* [SOURCE TEXT]
[Start of Attachment]

Welcome to Part 4 of this review of the Pluralsight course RESTful Web Services with Node.js and Express by Jonathan Mills.
Jonathan is a JavaScript and Node.js expert working mostly in the MEAN Stack with individuals and companies to help build their technical skills to cope with the constantly changing landscape of software development.
He is also an ASP.NET insider and an international speaker focusing on JavaScript both in the browser and on the server.
Node.js and Express gives us the ability to write lightweight, fast, scalable APIs quickly.
Also in this series:
Part 1 – What is REST?
Part 2 – Getting Data
Part 3 – Posting Data
Part 4 – Updating Data
Part 5 – Testing
Part 6 – HATEOAS
Updating Data
Implementing Put
In this demo we write a put method using Book.findById and setting all the book properties to those from our request if there is no error.
Testing Put
In Postman we make a Put request and see that it is working.
the “__v”key comes from MongoDB and represents the version.
Now what if we only want to update a single property in the model, e.g. update the read value from false to true?
Instead of sending the entire contents of the book, we can make a PATCH request.

[End of Attachment]

* [STORED DATA]
[Start of Attachment]

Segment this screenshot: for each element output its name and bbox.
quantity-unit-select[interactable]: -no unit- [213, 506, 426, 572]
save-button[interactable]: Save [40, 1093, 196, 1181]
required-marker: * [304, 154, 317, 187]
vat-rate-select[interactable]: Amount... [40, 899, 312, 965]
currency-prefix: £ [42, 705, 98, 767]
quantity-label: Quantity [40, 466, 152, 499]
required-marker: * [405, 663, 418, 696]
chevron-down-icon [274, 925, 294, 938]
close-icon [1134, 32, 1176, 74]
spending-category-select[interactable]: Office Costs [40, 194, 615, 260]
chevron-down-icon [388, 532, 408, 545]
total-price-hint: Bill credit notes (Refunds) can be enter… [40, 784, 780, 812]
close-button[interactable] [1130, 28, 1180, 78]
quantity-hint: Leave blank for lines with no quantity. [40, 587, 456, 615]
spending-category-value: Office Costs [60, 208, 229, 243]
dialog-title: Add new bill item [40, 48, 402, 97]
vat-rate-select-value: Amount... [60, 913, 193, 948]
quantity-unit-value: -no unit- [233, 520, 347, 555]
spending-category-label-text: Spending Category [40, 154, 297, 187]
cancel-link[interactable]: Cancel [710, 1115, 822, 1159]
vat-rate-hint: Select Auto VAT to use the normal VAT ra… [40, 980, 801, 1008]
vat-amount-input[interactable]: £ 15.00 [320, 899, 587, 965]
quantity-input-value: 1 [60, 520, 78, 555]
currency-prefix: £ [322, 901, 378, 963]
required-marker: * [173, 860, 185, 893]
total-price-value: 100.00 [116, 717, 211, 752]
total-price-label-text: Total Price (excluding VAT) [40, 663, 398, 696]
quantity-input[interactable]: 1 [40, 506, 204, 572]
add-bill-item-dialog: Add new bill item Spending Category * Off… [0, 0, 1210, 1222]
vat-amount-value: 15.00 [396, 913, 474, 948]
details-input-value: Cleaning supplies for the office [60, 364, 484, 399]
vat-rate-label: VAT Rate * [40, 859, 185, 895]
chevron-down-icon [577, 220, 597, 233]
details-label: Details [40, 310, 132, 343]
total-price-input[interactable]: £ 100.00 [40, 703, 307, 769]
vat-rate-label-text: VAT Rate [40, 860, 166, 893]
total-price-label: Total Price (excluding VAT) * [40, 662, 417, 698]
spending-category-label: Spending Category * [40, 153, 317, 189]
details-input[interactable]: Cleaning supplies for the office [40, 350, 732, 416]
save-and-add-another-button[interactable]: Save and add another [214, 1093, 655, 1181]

[End of Attachment]

* [TASK REQUIREMENTS]
1. In the review of the Node.js and Express course, what does the "__v" key represent?
2. Carry on the review of the Node.js and Express course, starting right after its last sentence.

* [ANSWERS TO THE TASKS]
1. The version; the key comes from MongoDB.

2.
Middleware
In bookRoutes we write a .patch method. Again this uses findById and instead of repeating ourselves over and over we use some middleware.
Middleware intercepts and processes a request, and then forwards that request onto the route.
We use middleware with app.use, and we are writing our own middleware here.
It does a findById and returns HTTP 500 response if there’s an error, or our book data as JSON if a book is found.
With this in replace we have implemented the Don’t Repeat Yourself principle.
Implementing Patch
We add a .patch method using a for loop over each piece of data in req.body
Testing Patch
We test our patch method in Postman and see that it all works.
Implementing Remove
The final verb to add in bookRoutes.js.
We add a .delete method and this returns a 500 if there’s an error, or a 204 if successful.
Again we test this in Postman to show that this code is working correctly.